## START

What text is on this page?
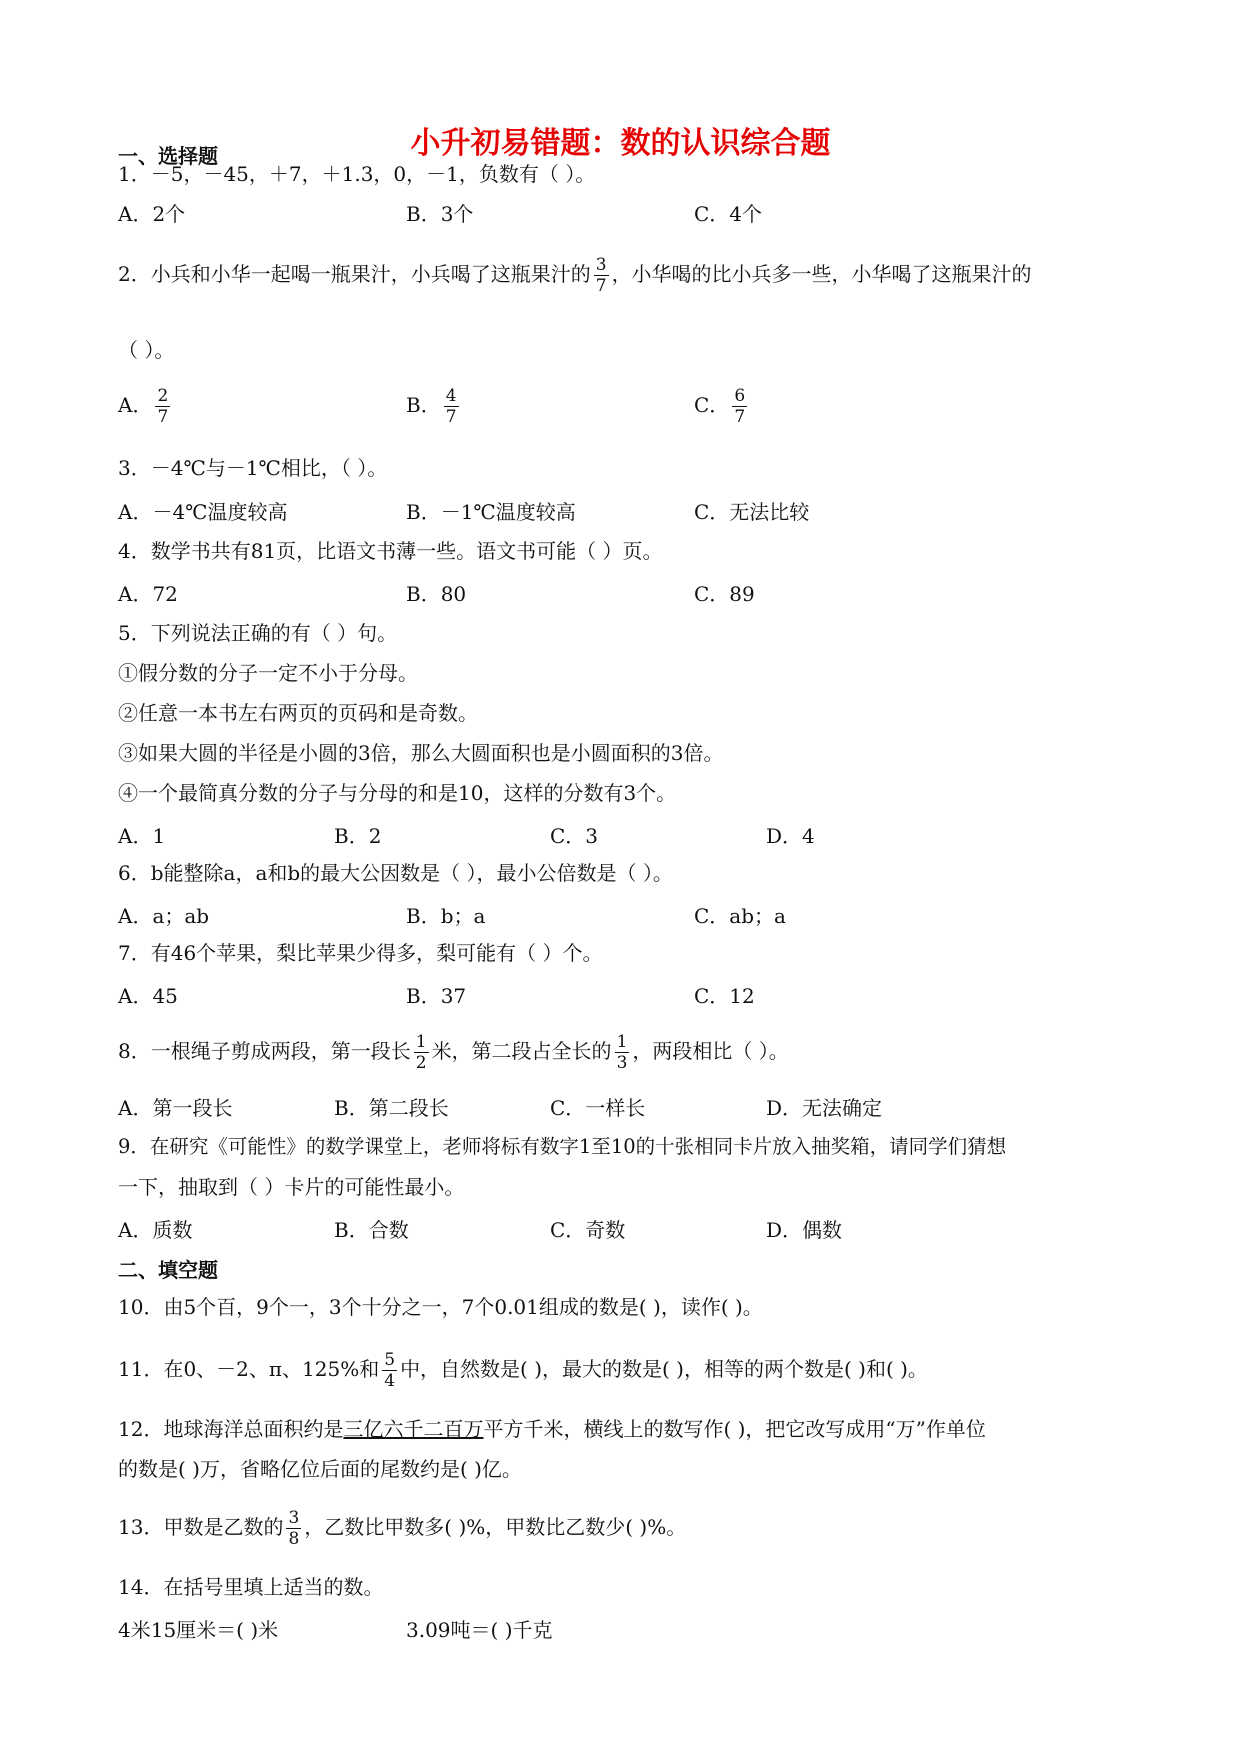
小升初易错题：数的认识综合题
一、选择题
1．－5，－45，＋7，＋1.3，0，－1，负数有（ ）。
A．2个	B．3个	C．4个
2．小兵和小华一起喝一瓶果汁，小兵喝了这瓶果汁的 $\frac{3}{7}$ ，小华喝的比小兵多一些，小华喝了这瓶果汁的
（ ）。
A． $\frac{2}{7}$	B． $\frac{4}{7}$	C． $\frac{6}{7}$
3．－4℃与－1℃相比，（ ）。
A．－4℃温度较高	B．－1℃温度较高	C．无法比较
4．数学书共有81页，比语文书薄一些。语文书可能（ ）页。
A．72	B．80	C．89
5．下列说法正确的有（ ）句。
①假分数的分子一定不小于分母。
②任意一本书左右两页的页码和是奇数。
③如果大圆的半径是小圆的3倍，那么大圆面积也是小圆面积的3倍。
④一个最简真分数的分子与分母的和是10，这样的分数有3个。
A．1	B．2	C．3	D．4
6．b能整除a，a和b的最大公因数是（ ），最小公倍数是（ ）。
A．a；ab	B．b；a	C．ab；a
7．有46个苹果，梨比苹果少得多，梨可能有（ ）个。
A．45	B．37	C．12
8．一根绳子剪成两段，第一段长 $\frac{1}{2}$ 米，第二段占全长的 $\frac{1}{3}$ ，两段相比（ ）。
A．第一段长	B．第二段长	C．一样长	D．无法确定
9．在研究《可能性》的数学课堂上，老师将标有数字1至10的十张相同卡片放入抽奖箱，请同学们猜想
一下，抽取到（ ）卡片的可能性最小。
A．质数	B．合数	C．奇数	D．偶数
二、填空题
10．由5个百，9个一，3个十分之一，7个0.01组成的数是( )，读作( )。
11．在0、－2、π、125%和 $\frac{5}{4}$ 中，自然数是( )，最大的数是( )，相等的两个数是( )和( )。
12．地球海洋总面积约是三亿六千二百万平方千米，横线上的数写作( )，把它改写成用“万”作单位
的数是( )万，省略亿位后面的尾数约是( )亿。
13．甲数是乙数的 $\frac{3}{8}$ ，乙数比甲数多( )%，甲数比乙数少( )%。
14．在括号里填上适当的数。
4米15厘米＝( )米	3.09吨＝( )千克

## END

**SHORT EXERCISE**
Transcribe the preceding listing in its entirety and with exact wording, leaving out pictures.

**SOLVED EXERCISE**
What text is on this page?
小升初易错题：数的认识综合题
一、选择题
1．－5，－45，＋7，＋1.3，0，－1，负数有（ ）。
A．2个	B．3个	C．4个
2．小兵和小华一起喝一瓶果汁，小兵喝了这瓶果汁的 $\frac{3}{7}$ ，小华喝的比小兵多一些，小华喝了这瓶果汁的
（ ）。
A． $\frac{2}{7}$	B． $\frac{4}{7}$	C． $\frac{6}{7}$
3．－4℃与－1℃相比，（ ）。
A．－4℃温度较高	B．－1℃温度较高	C．无法比较
4．数学书共有81页，比语文书薄一些。语文书可能（ ）页。
A．72	B．80	C．89
5．下列说法正确的有（ ）句。
①假分数的分子一定不小于分母。
②任意一本书左右两页的页码和是奇数。
③如果大圆的半径是小圆的3倍，那么大圆面积也是小圆面积的3倍。
④一个最简真分数的分子与分母的和是10，这样的分数有3个。
A．1	B．2	C．3	D．4
6．b能整除a，a和b的最大公因数是（ ），最小公倍数是（ ）。
A．a；ab	B．b；a	C．ab；a
7．有46个苹果，梨比苹果少得多，梨可能有（ ）个。
A．45	B．37	C．12
8．一根绳子剪成两段，第一段长 $\frac{1}{2}$ 米，第二段占全长的 $\frac{1}{3}$ ，两段相比（ ）。
A．第一段长	B．第二段长	C．一样长	D．无法确定
9．在研究《可能性》的数学课堂上，老师将标有数字1至10的十张相同卡片放入抽奖箱，请同学们猜想
一下，抽取到（ ）卡片的可能性最小。
A．质数	B．合数	C．奇数	D．偶数
二、填空题
10．由5个百，9个一，3个十分之一，7个0.01组成的数是( )，读作( )。
11．在0、－2、π、125%和 $\frac{5}{4}$ 中，自然数是( )，最大的数是( )，相等的两个数是( )和( )。
12．地球海洋总面积约是三亿六千二百万平方千米，横线上的数写作( )，把它改写成用“万”作单位
的数是( )万，省略亿位后面的尾数约是( )亿。
13．甲数是乙数的 $\frac{3}{8}$ ，乙数比甲数多( )%，甲数比乙数少( )%。
14．在括号里填上适当的数。
4米15厘米＝( )米	3.09吨＝( )千克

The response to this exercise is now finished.